Using the data beneath, show every line that includes the word "видимости".
######
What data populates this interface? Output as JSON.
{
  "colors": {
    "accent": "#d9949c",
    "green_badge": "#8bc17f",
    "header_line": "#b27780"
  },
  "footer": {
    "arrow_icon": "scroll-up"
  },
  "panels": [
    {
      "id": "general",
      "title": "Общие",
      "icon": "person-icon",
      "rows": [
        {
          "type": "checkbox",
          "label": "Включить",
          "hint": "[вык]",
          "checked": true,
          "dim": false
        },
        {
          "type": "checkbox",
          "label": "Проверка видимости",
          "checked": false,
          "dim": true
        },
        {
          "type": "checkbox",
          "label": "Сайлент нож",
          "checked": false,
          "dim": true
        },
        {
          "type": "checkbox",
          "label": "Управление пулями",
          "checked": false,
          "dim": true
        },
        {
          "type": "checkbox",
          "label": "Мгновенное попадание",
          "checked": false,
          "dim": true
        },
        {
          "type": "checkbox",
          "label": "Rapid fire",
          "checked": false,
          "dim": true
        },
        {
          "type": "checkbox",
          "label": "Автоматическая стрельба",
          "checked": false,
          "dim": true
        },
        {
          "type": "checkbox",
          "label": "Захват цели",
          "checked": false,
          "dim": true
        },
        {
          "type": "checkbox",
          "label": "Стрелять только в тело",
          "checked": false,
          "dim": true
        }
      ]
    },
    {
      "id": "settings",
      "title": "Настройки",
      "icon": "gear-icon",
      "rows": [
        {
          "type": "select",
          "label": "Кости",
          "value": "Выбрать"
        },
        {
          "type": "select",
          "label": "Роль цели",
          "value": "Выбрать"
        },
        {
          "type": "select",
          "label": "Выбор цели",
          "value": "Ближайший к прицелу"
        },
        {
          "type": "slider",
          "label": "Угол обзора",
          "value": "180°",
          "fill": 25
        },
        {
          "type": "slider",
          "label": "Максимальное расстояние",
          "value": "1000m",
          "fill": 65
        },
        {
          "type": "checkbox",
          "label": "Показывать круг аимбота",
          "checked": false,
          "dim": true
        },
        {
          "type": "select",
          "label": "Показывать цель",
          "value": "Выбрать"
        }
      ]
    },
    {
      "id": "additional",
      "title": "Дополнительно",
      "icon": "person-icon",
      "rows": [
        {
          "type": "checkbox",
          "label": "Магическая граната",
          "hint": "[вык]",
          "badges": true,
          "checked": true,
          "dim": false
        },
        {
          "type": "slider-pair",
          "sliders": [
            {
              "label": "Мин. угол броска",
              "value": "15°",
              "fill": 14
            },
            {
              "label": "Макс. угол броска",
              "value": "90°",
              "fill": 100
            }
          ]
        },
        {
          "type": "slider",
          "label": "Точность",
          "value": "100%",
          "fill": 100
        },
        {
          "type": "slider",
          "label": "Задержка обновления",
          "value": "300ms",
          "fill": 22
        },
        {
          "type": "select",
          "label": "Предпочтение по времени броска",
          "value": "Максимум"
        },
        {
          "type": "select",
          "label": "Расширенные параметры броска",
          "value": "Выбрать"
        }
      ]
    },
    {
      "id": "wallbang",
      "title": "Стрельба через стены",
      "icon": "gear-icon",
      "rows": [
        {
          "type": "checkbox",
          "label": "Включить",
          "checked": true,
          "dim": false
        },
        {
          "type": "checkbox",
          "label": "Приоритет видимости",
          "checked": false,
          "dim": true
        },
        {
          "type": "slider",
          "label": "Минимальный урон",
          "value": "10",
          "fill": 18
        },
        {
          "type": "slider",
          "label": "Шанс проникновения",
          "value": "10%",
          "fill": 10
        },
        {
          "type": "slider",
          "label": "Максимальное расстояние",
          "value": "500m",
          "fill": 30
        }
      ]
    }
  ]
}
######
FINAL RESULT ::
          "label": "Проверка видимости",
          "label": "Приоритет видимости",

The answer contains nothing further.